Written task:
Reproduce the complete listing without any deviation.

Dataset records:
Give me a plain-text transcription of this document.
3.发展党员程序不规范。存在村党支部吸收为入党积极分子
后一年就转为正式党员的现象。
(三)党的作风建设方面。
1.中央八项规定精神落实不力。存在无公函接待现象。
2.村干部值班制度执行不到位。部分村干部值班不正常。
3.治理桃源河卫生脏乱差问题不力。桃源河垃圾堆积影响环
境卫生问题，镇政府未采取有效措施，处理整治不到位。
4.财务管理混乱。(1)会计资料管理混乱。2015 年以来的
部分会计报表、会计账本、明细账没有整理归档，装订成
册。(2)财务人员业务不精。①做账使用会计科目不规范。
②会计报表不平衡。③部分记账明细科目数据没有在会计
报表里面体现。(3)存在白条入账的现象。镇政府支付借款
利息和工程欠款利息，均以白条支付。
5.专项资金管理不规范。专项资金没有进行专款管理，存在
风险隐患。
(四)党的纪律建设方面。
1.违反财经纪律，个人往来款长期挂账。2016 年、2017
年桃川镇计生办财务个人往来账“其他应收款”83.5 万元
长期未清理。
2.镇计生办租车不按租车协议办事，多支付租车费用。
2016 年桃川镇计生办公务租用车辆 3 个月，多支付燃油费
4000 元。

Answer:
Give me a plain-text transcription of this document.
3.发展党员程序不规范。存在村党支部吸收为入党积极分子
后一年就转为正式党员的现象。
(三)党的作风建设方面。
1.中央八项规定精神落实不力。存在无公函接待现象。
2.村干部值班制度执行不到位。部分村干部值班不正常。
3.治理桃源河卫生脏乱差问题不力。桃源河垃圾堆积影响环
境卫生问题，镇政府未采取有效措施，处理整治不到位。
4.财务管理混乱。(1)会计资料管理混乱。2015 年以来的
部分会计报表、会计账本、明细账没有整理归档，装订成
册。(2)财务人员业务不精。①做账使用会计科目不规范。
②会计报表不平衡。③部分记账明细科目数据没有在会计
报表里面体现。(3)存在白条入账的现象。镇政府支付借款
利息和工程欠款利息，均以白条支付。
5.专项资金管理不规范。专项资金没有进行专款管理，存在
风险隐患。
(四)党的纪律建设方面。
1.违反财经纪律，个人往来款长期挂账。2016 年、2017
年桃川镇计生办财务个人往来账“其他应收款”83.5 万元
长期未清理。
2.镇计生办租车不按租车协议办事，多支付租车费用。
2016 年桃川镇计生办公务租用车辆 3 个月，多支付燃油费
4000 元。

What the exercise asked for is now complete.